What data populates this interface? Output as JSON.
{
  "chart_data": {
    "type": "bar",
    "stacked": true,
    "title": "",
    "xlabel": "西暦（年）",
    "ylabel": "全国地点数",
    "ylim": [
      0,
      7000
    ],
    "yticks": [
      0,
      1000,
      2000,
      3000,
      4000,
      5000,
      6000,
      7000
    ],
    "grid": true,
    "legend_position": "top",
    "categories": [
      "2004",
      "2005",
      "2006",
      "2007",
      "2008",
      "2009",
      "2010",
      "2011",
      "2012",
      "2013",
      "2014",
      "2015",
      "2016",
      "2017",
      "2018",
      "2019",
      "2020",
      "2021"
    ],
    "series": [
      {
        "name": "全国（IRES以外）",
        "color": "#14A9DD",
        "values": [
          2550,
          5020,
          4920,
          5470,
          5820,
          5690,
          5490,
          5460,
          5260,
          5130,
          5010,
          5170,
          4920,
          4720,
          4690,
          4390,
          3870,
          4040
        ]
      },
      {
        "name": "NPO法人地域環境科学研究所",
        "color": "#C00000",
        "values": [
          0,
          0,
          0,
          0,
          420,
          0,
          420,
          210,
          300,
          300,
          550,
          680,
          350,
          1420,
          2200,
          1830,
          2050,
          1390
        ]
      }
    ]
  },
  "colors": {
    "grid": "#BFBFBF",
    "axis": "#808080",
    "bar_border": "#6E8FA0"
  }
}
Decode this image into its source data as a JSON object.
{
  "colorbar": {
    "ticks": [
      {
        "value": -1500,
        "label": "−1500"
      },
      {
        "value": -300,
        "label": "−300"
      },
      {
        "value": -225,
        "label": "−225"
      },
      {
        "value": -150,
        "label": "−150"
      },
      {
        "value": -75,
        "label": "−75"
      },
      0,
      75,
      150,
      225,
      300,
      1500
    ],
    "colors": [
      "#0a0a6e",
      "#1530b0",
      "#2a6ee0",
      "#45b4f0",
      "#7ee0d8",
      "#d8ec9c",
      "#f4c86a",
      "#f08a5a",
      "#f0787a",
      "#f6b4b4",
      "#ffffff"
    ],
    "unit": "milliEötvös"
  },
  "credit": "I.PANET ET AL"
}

********************

**WHAT TO WORK ON:**
Which lines in the listing above hold the word "name"? Show each of them.

**RESPONSE TO THIS TASK:**
        "name": "全国（IRES以外）",
        "name": "NPO法人地域環境科学研究所",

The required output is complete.